++++ Material to process ++++

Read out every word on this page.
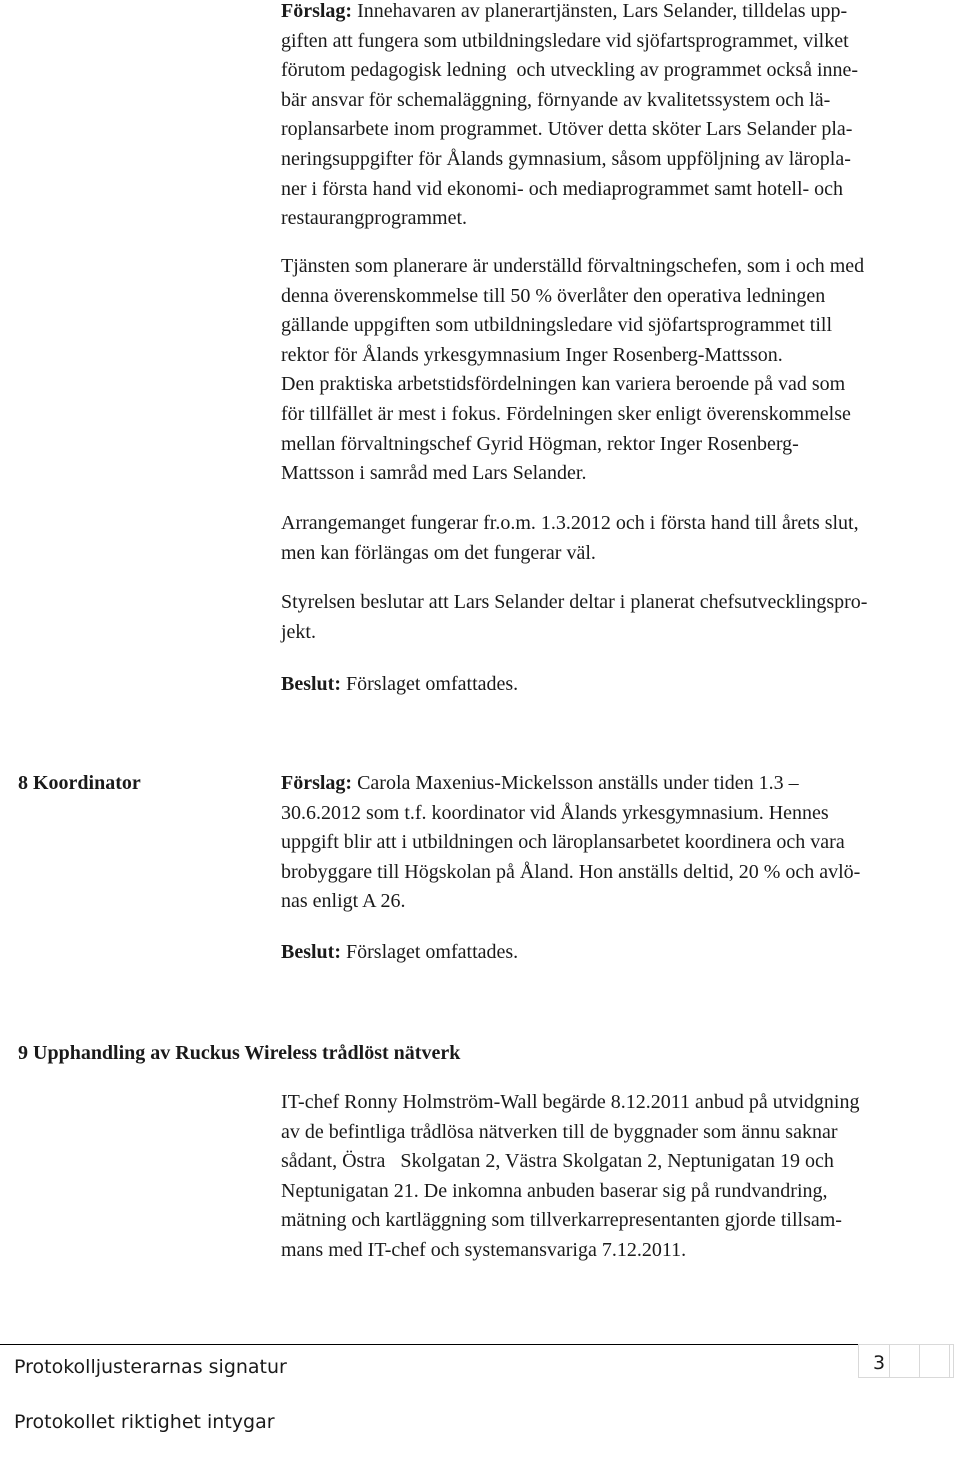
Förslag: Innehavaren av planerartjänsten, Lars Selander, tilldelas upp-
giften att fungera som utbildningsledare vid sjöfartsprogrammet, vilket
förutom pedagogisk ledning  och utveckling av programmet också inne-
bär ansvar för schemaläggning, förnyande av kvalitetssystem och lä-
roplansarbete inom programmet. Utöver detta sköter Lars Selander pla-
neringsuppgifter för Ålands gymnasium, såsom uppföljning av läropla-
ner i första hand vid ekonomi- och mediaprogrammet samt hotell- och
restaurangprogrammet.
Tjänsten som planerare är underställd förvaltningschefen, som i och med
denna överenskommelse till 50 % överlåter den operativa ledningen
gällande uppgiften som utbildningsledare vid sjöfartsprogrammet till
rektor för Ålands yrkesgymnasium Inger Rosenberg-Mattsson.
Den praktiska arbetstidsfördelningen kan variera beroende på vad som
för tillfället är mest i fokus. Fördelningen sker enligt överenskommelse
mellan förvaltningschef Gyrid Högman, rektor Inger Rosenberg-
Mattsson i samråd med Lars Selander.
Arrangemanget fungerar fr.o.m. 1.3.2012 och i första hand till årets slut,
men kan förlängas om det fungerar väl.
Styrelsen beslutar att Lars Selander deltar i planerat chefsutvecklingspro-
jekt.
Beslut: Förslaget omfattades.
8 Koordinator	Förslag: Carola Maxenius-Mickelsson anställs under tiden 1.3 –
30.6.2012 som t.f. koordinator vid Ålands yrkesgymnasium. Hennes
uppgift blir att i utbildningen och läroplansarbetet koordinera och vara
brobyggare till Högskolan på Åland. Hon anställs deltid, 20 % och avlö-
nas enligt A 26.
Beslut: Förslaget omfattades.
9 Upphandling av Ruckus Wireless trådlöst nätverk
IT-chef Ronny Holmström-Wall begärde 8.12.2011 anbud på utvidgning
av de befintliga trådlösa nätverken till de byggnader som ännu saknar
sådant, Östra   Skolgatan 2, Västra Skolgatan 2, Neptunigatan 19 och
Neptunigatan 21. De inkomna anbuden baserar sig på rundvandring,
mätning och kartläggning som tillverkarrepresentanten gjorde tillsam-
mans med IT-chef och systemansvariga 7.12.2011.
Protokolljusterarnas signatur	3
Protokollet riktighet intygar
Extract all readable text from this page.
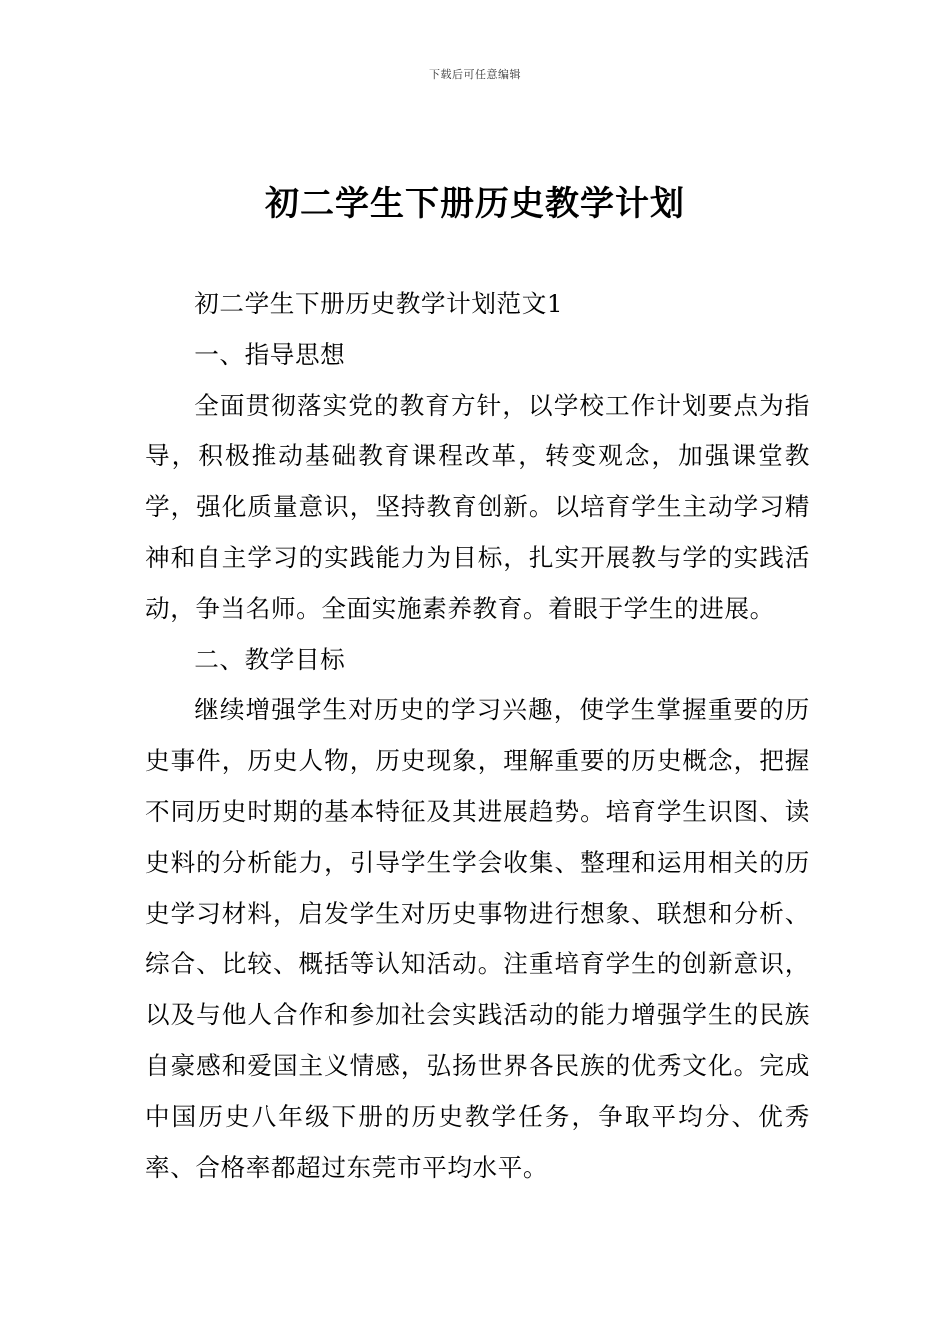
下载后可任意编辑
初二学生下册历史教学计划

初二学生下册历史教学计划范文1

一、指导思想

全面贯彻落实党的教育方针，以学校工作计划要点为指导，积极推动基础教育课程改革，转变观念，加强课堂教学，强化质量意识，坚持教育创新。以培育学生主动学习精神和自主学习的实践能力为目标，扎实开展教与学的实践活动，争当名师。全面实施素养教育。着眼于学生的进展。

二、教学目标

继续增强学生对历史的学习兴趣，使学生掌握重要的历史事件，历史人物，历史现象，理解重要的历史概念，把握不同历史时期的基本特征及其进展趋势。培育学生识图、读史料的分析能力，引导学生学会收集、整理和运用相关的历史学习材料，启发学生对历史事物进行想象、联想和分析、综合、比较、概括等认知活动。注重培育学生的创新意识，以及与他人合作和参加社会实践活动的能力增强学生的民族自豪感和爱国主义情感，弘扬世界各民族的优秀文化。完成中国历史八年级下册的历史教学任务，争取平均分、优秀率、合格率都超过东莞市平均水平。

++++

Task to complete ->
Each record above should come back exactly the same, only without its pictures.

Finished task ->
Read out every word on this page.
Förslag: Innehavaren av planerartjänsten, Lars Selander, tilldelas upp-
giften att fungera som utbildningsledare vid sjöfartsprogrammet, vilket
förutom pedagogisk ledning  och utveckling av programmet också inne-
bär ansvar för schemaläggning, förnyande av kvalitetssystem och lä-
roplansarbete inom programmet. Utöver detta sköter Lars Selander pla-
neringsuppgifter för Ålands gymnasium, såsom uppföljning av läropla-
ner i första hand vid ekonomi- och mediaprogrammet samt hotell- och
restaurangprogrammet.
Tjänsten som planerare är underställd förvaltningschefen, som i och med
denna överenskommelse till 50 % överlåter den operativa ledningen
gällande uppgiften som utbildningsledare vid sjöfartsprogrammet till
rektor för Ålands yrkesgymnasium Inger Rosenberg-Mattsson.
Den praktiska arbetstidsfördelningen kan variera beroende på vad som
för tillfället är mest i fokus. Fördelningen sker enligt överenskommelse
mellan förvaltningschef Gyrid Högman, rektor Inger Rosenberg-
Mattsson i samråd med Lars Selander.
Arrangemanget fungerar fr.o.m. 1.3.2012 och i första hand till årets slut,
men kan förlängas om det fungerar väl.
Styrelsen beslutar att Lars Selander deltar i planerat chefsutvecklingspro-
jekt.
Beslut: Förslaget omfattades.
8 Koordinator	Förslag: Carola Maxenius-Mickelsson anställs under tiden 1.3 –
30.6.2012 som t.f. koordinator vid Ålands yrkesgymnasium. Hennes
uppgift blir att i utbildningen och läroplansarbetet koordinera och vara
brobyggare till Högskolan på Åland. Hon anställs deltid, 20 % och avlö-
nas enligt A 26.
Beslut: Förslaget omfattades.
9 Upphandling av Ruckus Wireless trådlöst nätverk
IT-chef Ronny Holmström-Wall begärde 8.12.2011 anbud på utvidgning
av de befintliga trådlösa nätverken till de byggnader som ännu saknar
sådant, Östra   Skolgatan 2, Västra Skolgatan 2, Neptunigatan 19 och
Neptunigatan 21. De inkomna anbuden baserar sig på rundvandring,
mätning och kartläggning som tillverkarrepresentanten gjorde tillsam-
mans med IT-chef och systemansvariga 7.12.2011.
Protokolljusterarnas signatur	3
Protokollet riktighet intygar
Extract all readable text from this page.
下载后可任意编辑
初二学生下册历史教学计划

初二学生下册历史教学计划范文1

一、指导思想

全面贯彻落实党的教育方针，以学校工作计划要点为指导，积极推动基础教育课程改革，转变观念，加强课堂教学，强化质量意识，坚持教育创新。以培育学生主动学习精神和自主学习的实践能力为目标，扎实开展教与学的实践活动，争当名师。全面实施素养教育。着眼于学生的进展。

二、教学目标

继续增强学生对历史的学习兴趣，使学生掌握重要的历史事件，历史人物，历史现象，理解重要的历史概念，把握不同历史时期的基本特征及其进展趋势。培育学生识图、读史料的分析能力，引导学生学会收集、整理和运用相关的历史学习材料，启发学生对历史事物进行想象、联想和分析、综合、比较、概括等认知活动。注重培育学生的创新意识，以及与他人合作和参加社会实践活动的能力增强学生的民族自豪感和爱国主义情感，弘扬世界各民族的优秀文化。完成中国历史八年级下册的历史教学任务，争取平均分、优秀率、合格率都超过东莞市平均水平。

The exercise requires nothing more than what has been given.